Images of pages and their text
---*---
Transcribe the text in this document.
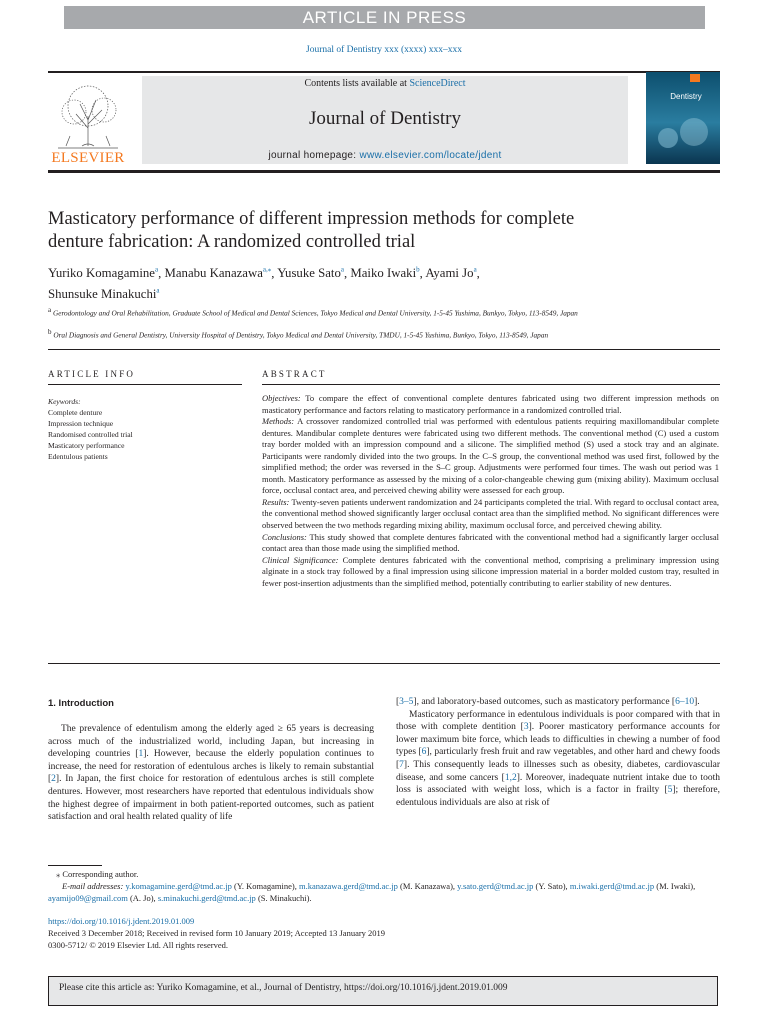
ARTICLE IN PRESS
Journal of Dentistry xxx (xxxx) xxx–xxx
ELSEVIER
Contents lists available at ScienceDirect
Journal of Dentistry
journal homepage: www.elsevier.com/locate/jdent
Dentistry
Masticatory performance of different impression methods for complete
denture fabrication: A randomized controlled trial
Yuriko Komagamine$^a$, Manabu Kanazawa$^{a,⁎}$, Yusuke Sato$^a$, Maiko Iwaki$^b$, Ayami Jo$^a$,
Shunsuke Minakuchi$^a$
$^a$ Gerodontology and Oral Rehabilitation, Graduate School of Medical and Dental Sciences, Tokyo Medical and Dental University, 1-5-45 Yushima, Bunkyo, Tokyo, 113-8549, Japan
$^b$ Oral Diagnosis and General Dentistry, University Hospital of Dentistry, Tokyo Medical and Dental University, TMDU, 1-5-45 Yushima, Bunkyo, Tokyo, 113-8549, Japan
ARTICLE INFO	ABSTRACT
Keywords:
Complete denture
Impression technique
Randomised controlled trial
Masticatory performance
Edentulous patients
Objectives: To compare the effect of conventional complete dentures fabricated using two different impression methods on masticatory performance and factors relating to masticatory performance in a randomized controlled trial.
Methods: A crossover randomized controlled trial was performed with edentulous patients requiring maxillomandibular complete dentures. Mandibular complete dentures were fabricated using two different methods. The conventional method (C) used a custom tray border molded with an impression compound and a silicone. The simplified method (S) used a stock tray and an alginate. Participants were randomly divided into the two groups. In the C–S group, the conventional method was used first, followed by the simplified method; the order was reversed in the S–C group. Adjustments were performed four times. The wash out period was 1 month. Masticatory performance as assessed by the mixing of a color-changeable chewing gum (mixing ability). Maximum occlusal force, occlusal contact area, and perceived chewing ability were assessed for each group.
Results: Twenty-seven patients underwent randomization and 24 participants completed the trial. With regard to occlusal contact area, the conventional method showed significantly larger occlusal contact area than the simplified method. No significant differences were observed between the two methods regarding mixing ability, maximum occlusal force, and perceived chewing ability.
Conclusions: This study showed that complete dentures fabricated with the conventional method had a significantly larger occlusal contact area than those made using the simplified method.
Clinical Significance: Complete dentures fabricated with the conventional method, comprising a preliminary impression using alginate in a stock tray followed by a final impression using silicone impression material in a border molded custom tray, resulted in fewer post-insertion adjustments than the simplified method, potentially contributing to earlier stability of new dentures.
1. Introduction

The prevalence of edentulism among the elderly aged ≥ 65 years is decreasing across much of the industrialized world, including Japan, but increasing in developing countries [1]. However, because the elderly population continues to increase, the need for restoration of edentulous arches is likely to remain substantial [2]. In Japan, the first choice for restoration of edentulous arches is still complete dentures. However, most researchers have reported that edentulous individuals show the highest degree of impairment in both patient-reported outcomes, such as patient satisfaction and oral health related quality of life

[3–5], and laboratory-based outcomes, such as masticatory performance [6–10].

Masticatory performance in edentulous individuals is poor compared with that in those with complete dentition [3]. Poorer masticatory performance accounts for lower maximum bite force, which leads to difficulties in chewing a number of food types [6], particularly fresh fruit and raw vegetables, and other hard and chewy foods [7]. This consequently leads to illnesses such as obesity, diabetes, cardiovascular disease, and some cancers [1,2]. Moreover, inadequate nutrient intake due to tooth loss is associated with weight loss, which is a factor in frailty [5]; therefore, edentulous individuals are also at risk of

⁎ Corresponding author.
E-mail addresses: y.komagamine.gerd@tmd.ac.jp (Y. Komagamine), m.kanazawa.gerd@tmd.ac.jp (M. Kanazawa), y.sato.gerd@tmd.ac.jp (Y. Sato), m.iwaki.gerd@tmd.ac.jp (M. Iwaki), ayamijo09@gmail.com (A. Jo), s.minakuchi.gerd@tmd.ac.jp (S. Minakuchi).
https://doi.org/10.1016/j.jdent.2019.01.009
Received 3 December 2018; Received in revised form 10 January 2019; Accepted 13 January 2019
0300-5712/ © 2019 Elsevier Ltd. All rights reserved.
Please cite this article as: Yuriko Komagamine, et al., Journal of Dentistry, https://doi.org/10.1016/j.jdent.2019.01.009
---*---
> [Task requirements]: Among the entries above, find every line holding "Dental" and copy it.

> [Exercise response]:
$^a$ Gerodontology and Oral Rehabilitation, Graduate School of Medical and Dental Sciences, Tokyo Medical and Dental University, 1-5-45 Yushima, Bunkyo, Tokyo, 113-8549, Japan
$^b$ Oral Diagnosis and General Dentistry, University Hospital of Dentistry, Tokyo Medical and Dental University, TMDU, 1-5-45 Yushima, Bunkyo, Tokyo, 113-8549, Japan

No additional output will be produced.